▶ **Job**: All the data must come back unchanged, except that pictures are left out.
Start of Records
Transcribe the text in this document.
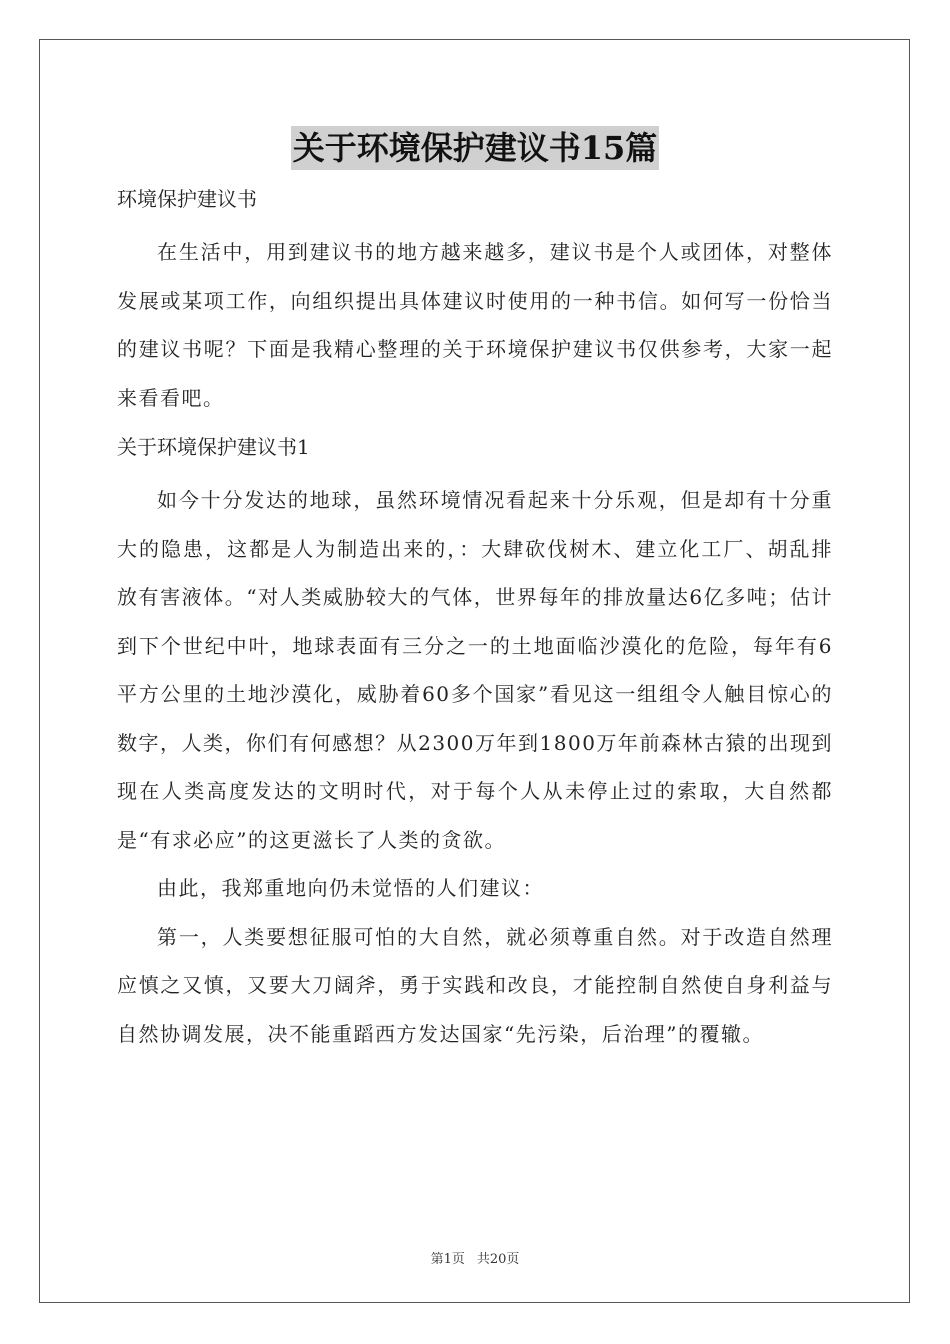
关于环境保护建议书15篇

环境保护建议书

在生活中，用到建议书的地方越来越多，建议书是个人或团体，对整体发展或某项工作，向组织提出具体建议时使用的一种书信。如何写一份恰当的建议书呢？下面是我精心整理的关于环境保护建议书仅供参考，大家一起来看看吧。

关于环境保护建议书1

如今十分发达的地球，虽然环境情况看起来十分乐观，但是却有十分重大的隐患，这都是人为制造出来的，：大肆砍伐树木、建立化工厂、胡乱排放有害液体。“对人类威胁较大的气体，世界每年的排放量达6亿多吨；估计到下个世纪中叶，地球表面有三分之一的土地面临沙漠化的危险，每年有6平方公里的土地沙漠化，威胁着60多个国家”看见这一组组令人触目惊心的数字，人类，你们有何感想？从2300万年到1800万年前森林古猿的出现到现在人类高度发达的文明时代，对于每个人从未停止过的索取，大自然都是“有求必应”的这更滋长了人类的贪欲。

由此，我郑重地向仍未觉悟的人们建议：

第一，人类要想征服可怕的大自然，就必须尊重自然。对于改造自然理应慎之又慎，又要大刀阔斧，勇于实践和改良，才能控制自然使自身利益与自然协调发展，决不能重蹈西方发达国家“先污染，后治理”的覆辙。

第1页 共20页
End of Records
▶ **Answer to the problem**:
Transcribe the text in this document.
关于环境保护建议书15篇

环境保护建议书

在生活中，用到建议书的地方越来越多，建议书是个人或团体，对整体发展或某项工作，向组织提出具体建议时使用的一种书信。如何写一份恰当的建议书呢？下面是我精心整理的关于环境保护建议书仅供参考，大家一起来看看吧。

关于环境保护建议书1

如今十分发达的地球，虽然环境情况看起来十分乐观，但是却有十分重大的隐患，这都是人为制造出来的，：大肆砍伐树木、建立化工厂、胡乱排放有害液体。“对人类威胁较大的气体，世界每年的排放量达6亿多吨；估计到下个世纪中叶，地球表面有三分之一的土地面临沙漠化的危险，每年有6平方公里的土地沙漠化，威胁着60多个国家”看见这一组组令人触目惊心的数字，人类，你们有何感想？从2300万年到1800万年前森林古猿的出现到现在人类高度发达的文明时代，对于每个人从未停止过的索取，大自然都是“有求必应”的这更滋长了人类的贪欲。

由此，我郑重地向仍未觉悟的人们建议：

第一，人类要想征服可怕的大自然，就必须尊重自然。对于改造自然理应慎之又慎，又要大刀阔斧，勇于实践和改良，才能控制自然使自身利益与自然协调发展，决不能重蹈西方发达国家“先污染，后治理”的覆辙。

第1页 共20页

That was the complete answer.